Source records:

---

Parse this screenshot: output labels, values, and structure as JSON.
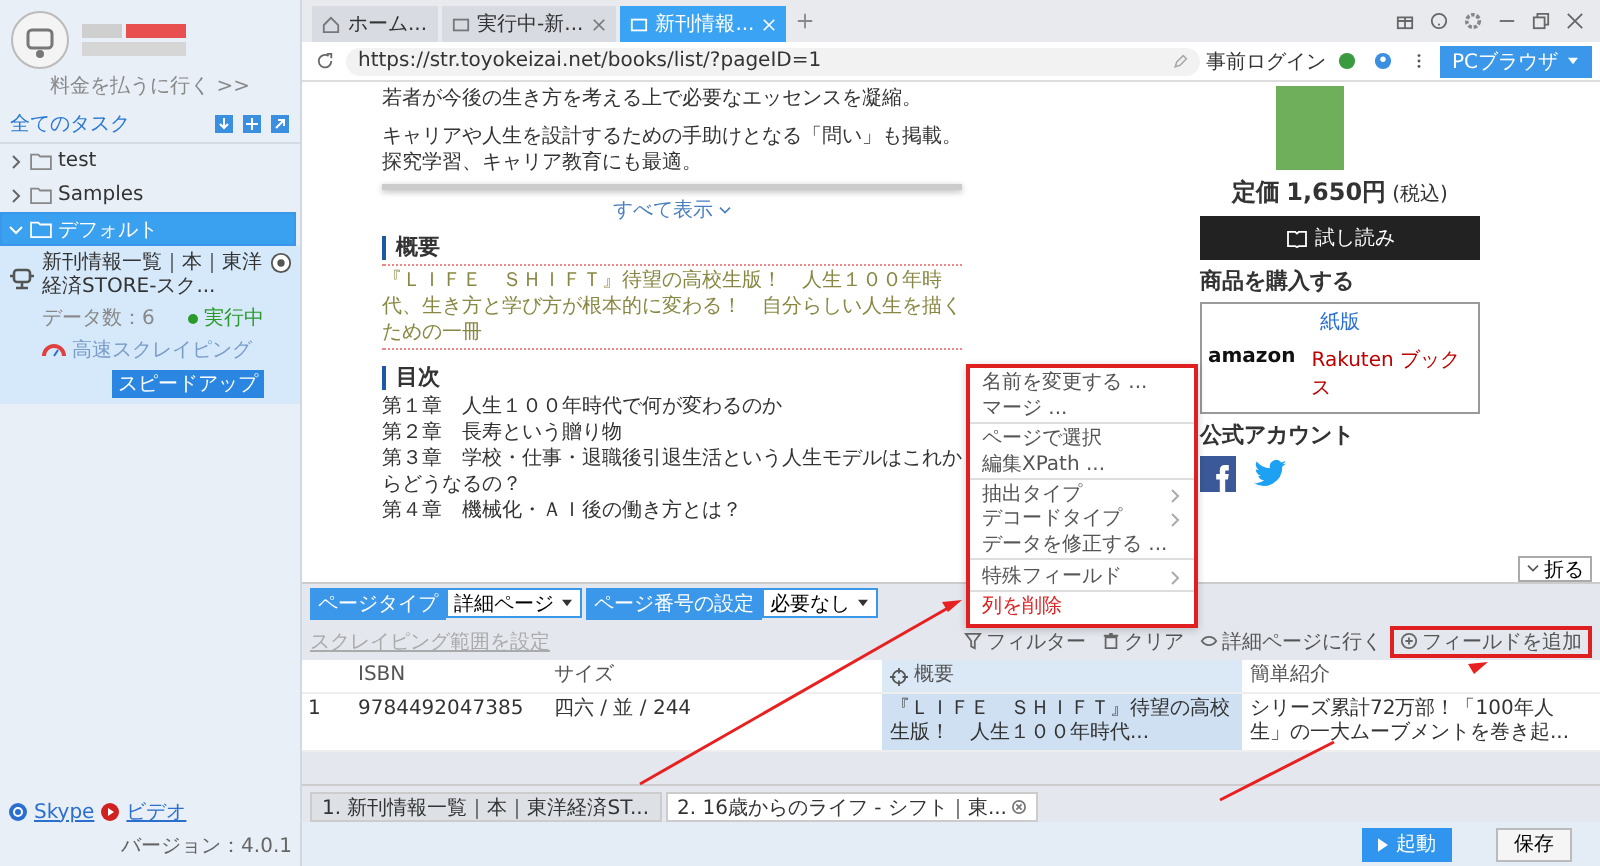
{
  "sidebar": {
    "account_link": "料金を払うに行く >>",
    "all_tasks": "全てのタスク",
    "tree": [
      {
        "label": "test",
        "expanded": false,
        "selected": false
      },
      {
        "label": "Samples",
        "expanded": false,
        "selected": false
      },
      {
        "label": "デフォルト",
        "expanded": true,
        "selected": true,
        "children": [
          {
            "title": "新刊情報一覧｜本｜東洋経済STORE-スク...",
            "data_count": "データ数：6",
            "status": "実行中",
            "mode": "高速スクレイピング",
            "speed_button": "スピードアップ"
          }
        ]
      }
    ],
    "links": [
      {
        "kind": "skype",
        "label": "Skype"
      },
      {
        "kind": "video",
        "label": "ビデオ"
      }
    ],
    "version": "バージョン：4.0.1"
  },
  "browser": {
    "tabs": [
      {
        "kind": "home",
        "label": "ホーム...",
        "selected": false
      },
      {
        "kind": "page",
        "label": "実行中-新...",
        "selected": false
      },
      {
        "kind": "page",
        "label": "新刊情報...",
        "selected": true
      }
    ],
    "url": "https://str.toyokeizai.net/books/list/?pageID=1",
    "prelogin": "事前ログイン",
    "mode": "PCブラウザ"
  },
  "page": {
    "intro": [
      "若者が今後の生き方を考える上で必要なエッセンスを凝縮。",
      "キャリアや人生を設計するための手助けとなる「問い」も掲載。",
      "探究学習、キャリア教育にも最適。"
    ],
    "show_all": "すべて表示",
    "summary_heading": "概要",
    "summary": "『ＬＩＦＥ　ＳＨＩＦＴ』待望の高校生版！　人生１００年時代、生き方と学び方が根本的に変わる！　自分らしい人生を描くための一冊",
    "toc_heading": "目次",
    "toc": [
      "第１章　人生１００年時代で何が変わるのか",
      "第２章　長寿という贈り物",
      "第３章　学校・仕事・退職後引退生活という人生モデルはこれからどうなるの？",
      "第４章　機械化・ＡＩ後の働き方とは？"
    ],
    "price_label": "定価",
    "price": "1,650円",
    "tax": "(税込)",
    "trial": "試し読み",
    "buy_heading": "商品を購入する",
    "paper": "紙版",
    "stores": [
      {
        "kind": "amazon",
        "label": "amazon"
      },
      {
        "kind": "rakuten",
        "label": "Rakuten ブックス"
      }
    ],
    "official_heading": "公式アカウント"
  },
  "context_menu": [
    {
      "label": "名前を変更する ...",
      "submenu": false,
      "danger": false,
      "divider_after": false
    },
    {
      "label": "マージ ...",
      "submenu": false,
      "danger": false,
      "divider_after": true
    },
    {
      "label": "ページで選択",
      "submenu": false,
      "danger": false,
      "divider_after": false
    },
    {
      "label": "編集XPath ...",
      "submenu": false,
      "danger": false,
      "divider_after": true
    },
    {
      "label": "抽出タイプ",
      "submenu": true,
      "danger": false,
      "divider_after": false
    },
    {
      "label": "デコードタイプ",
      "submenu": true,
      "danger": false,
      "divider_after": false
    },
    {
      "label": "データを修正する ...",
      "submenu": false,
      "danger": false,
      "divider_after": true
    },
    {
      "label": "特殊フィールド",
      "submenu": true,
      "danger": false,
      "divider_after": true
    },
    {
      "label": "列を削除",
      "submenu": false,
      "danger": true,
      "divider_after": false
    }
  ],
  "panel": {
    "collapse": "折る",
    "page_type_label": "ページタイプ",
    "page_type": "詳細ページ",
    "page_number_label": "ページ番号の設定",
    "page_number": "必要なし",
    "range_link": {
      "label": "スクレイピング範囲を設定",
      "disabled": true
    },
    "actions": [
      {
        "kind": "filter",
        "label": "フィルター",
        "highlighted": false
      },
      {
        "kind": "clear",
        "label": "クリア",
        "highlighted": false
      },
      {
        "kind": "detail",
        "label": "詳細ページに行く",
        "highlighted": false
      },
      {
        "kind": "add",
        "label": "フィールドを追加",
        "highlighted": true
      }
    ],
    "columns": [
      {
        "label": "ISBN",
        "selected": false
      },
      {
        "label": "サイズ",
        "selected": false
      },
      {
        "label": "概要",
        "selected": true
      },
      {
        "label": "簡単紹介",
        "selected": false
      }
    ],
    "rows": [
      {
        "index": "1",
        "cells": [
          "9784492047385",
          "四六 / 並 / 244",
          "『ＬＩＦＥ　ＳＨＩＦＴ』待望の高校生版！　人生１００年時代...",
          "シリーズ累計72万部！「100年人生」の一大ムーブメントを巻き起..."
        ]
      }
    ]
  },
  "bottom_tabs": [
    {
      "label": "1. 新刊情報一覧｜本｜東洋経済ST...",
      "selected": false
    },
    {
      "label": "2. 16歳からのライフ - シフト｜東...",
      "selected": true
    }
  ],
  "start": "起動",
  "save": "保存"
}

---

■ **WORK TO BE COMPLETED**:
Without the pictures, retype the whole of the material above exactly.

■ **ANSWER FOR THE TASK**:
Parse this screenshot: output labels, values, and structure as JSON.
{
  "sidebar": {
    "account_link": "料金を払うに行く >>",
    "all_tasks": "全てのタスク",
    "tree": [
      {
        "label": "test",
        "expanded": false,
        "selected": false
      },
      {
        "label": "Samples",
        "expanded": false,
        "selected": false
      },
      {
        "label": "デフォルト",
        "expanded": true,
        "selected": true,
        "children": [
          {
            "title": "新刊情報一覧｜本｜東洋経済STORE-スク...",
            "data_count": "データ数：6",
            "status": "実行中",
            "mode": "高速スクレイピング",
            "speed_button": "スピードアップ"
          }
        ]
      }
    ],
    "links": [
      {
        "kind": "skype",
        "label": "Skype"
      },
      {
        "kind": "video",
        "label": "ビデオ"
      }
    ],
    "version": "バージョン：4.0.1"
  },
  "browser": {
    "tabs": [
      {
        "kind": "home",
        "label": "ホーム...",
        "selected": false
      },
      {
        "kind": "page",
        "label": "実行中-新...",
        "selected": false
      },
      {
        "kind": "page",
        "label": "新刊情報...",
        "selected": true
      }
    ],
    "url": "https://str.toyokeizai.net/books/list/?pageID=1",
    "prelogin": "事前ログイン",
    "mode": "PCブラウザ"
  },
  "page": {
    "intro": [
      "若者が今後の生き方を考える上で必要なエッセンスを凝縮。",
      "キャリアや人生を設計するための手助けとなる「問い」も掲載。",
      "探究学習、キャリア教育にも最適。"
    ],
    "show_all": "すべて表示",
    "summary_heading": "概要",
    "summary": "『ＬＩＦＥ　ＳＨＩＦＴ』待望の高校生版！　人生１００年時代、生き方と学び方が根本的に変わる！　自分らしい人生を描くための一冊",
    "toc_heading": "目次",
    "toc": [
      "第１章　人生１００年時代で何が変わるのか",
      "第２章　長寿という贈り物",
      "第３章　学校・仕事・退職後引退生活という人生モデルはこれからどうなるの？",
      "第４章　機械化・ＡＩ後の働き方とは？"
    ],
    "price_label": "定価",
    "price": "1,650円",
    "tax": "(税込)",
    "trial": "試し読み",
    "buy_heading": "商品を購入する",
    "paper": "紙版",
    "stores": [
      {
        "kind": "amazon",
        "label": "amazon"
      },
      {
        "kind": "rakuten",
        "label": "Rakuten ブックス"
      }
    ],
    "official_heading": "公式アカウント"
  },
  "context_menu": [
    {
      "label": "名前を変更する ...",
      "submenu": false,
      "danger": false,
      "divider_after": false
    },
    {
      "label": "マージ ...",
      "submenu": false,
      "danger": false,
      "divider_after": true
    },
    {
      "label": "ページで選択",
      "submenu": false,
      "danger": false,
      "divider_after": false
    },
    {
      "label": "編集XPath ...",
      "submenu": false,
      "danger": false,
      "divider_after": true
    },
    {
      "label": "抽出タイプ",
      "submenu": true,
      "danger": false,
      "divider_after": false
    },
    {
      "label": "デコードタイプ",
      "submenu": true,
      "danger": false,
      "divider_after": false
    },
    {
      "label": "データを修正する ...",
      "submenu": false,
      "danger": false,
      "divider_after": true
    },
    {
      "label": "特殊フィールド",
      "submenu": true,
      "danger": false,
      "divider_after": true
    },
    {
      "label": "列を削除",
      "submenu": false,
      "danger": true,
      "divider_after": false
    }
  ],
  "panel": {
    "collapse": "折る",
    "page_type_label": "ページタイプ",
    "page_type": "詳細ページ",
    "page_number_label": "ページ番号の設定",
    "page_number": "必要なし",
    "range_link": {
      "label": "スクレイピング範囲を設定",
      "disabled": true
    },
    "actions": [
      {
        "kind": "filter",
        "label": "フィルター",
        "highlighted": false
      },
      {
        "kind": "clear",
        "label": "クリア",
        "highlighted": false
      },
      {
        "kind": "detail",
        "label": "詳細ページに行く",
        "highlighted": false
      },
      {
        "kind": "add",
        "label": "フィールドを追加",
        "highlighted": true
      }
    ],
    "columns": [
      {
        "label": "ISBN",
        "selected": false
      },
      {
        "label": "サイズ",
        "selected": false
      },
      {
        "label": "概要",
        "selected": true
      },
      {
        "label": "簡単紹介",
        "selected": false
      }
    ],
    "rows": [
      {
        "index": "1",
        "cells": [
          "9784492047385",
          "四六 / 並 / 244",
          "『ＬＩＦＥ　ＳＨＩＦＴ』待望の高校生版！　人生１００年時代...",
          "シリーズ累計72万部！「100年人生」の一大ムーブメントを巻き起..."
        ]
      }
    ]
  },
  "bottom_tabs": [
    {
      "label": "1. 新刊情報一覧｜本｜東洋経済ST...",
      "selected": false
    },
    {
      "label": "2. 16歳からのライフ - シフト｜東...",
      "selected": true
    }
  ],
  "start": "起動",
  "save": "保存"
}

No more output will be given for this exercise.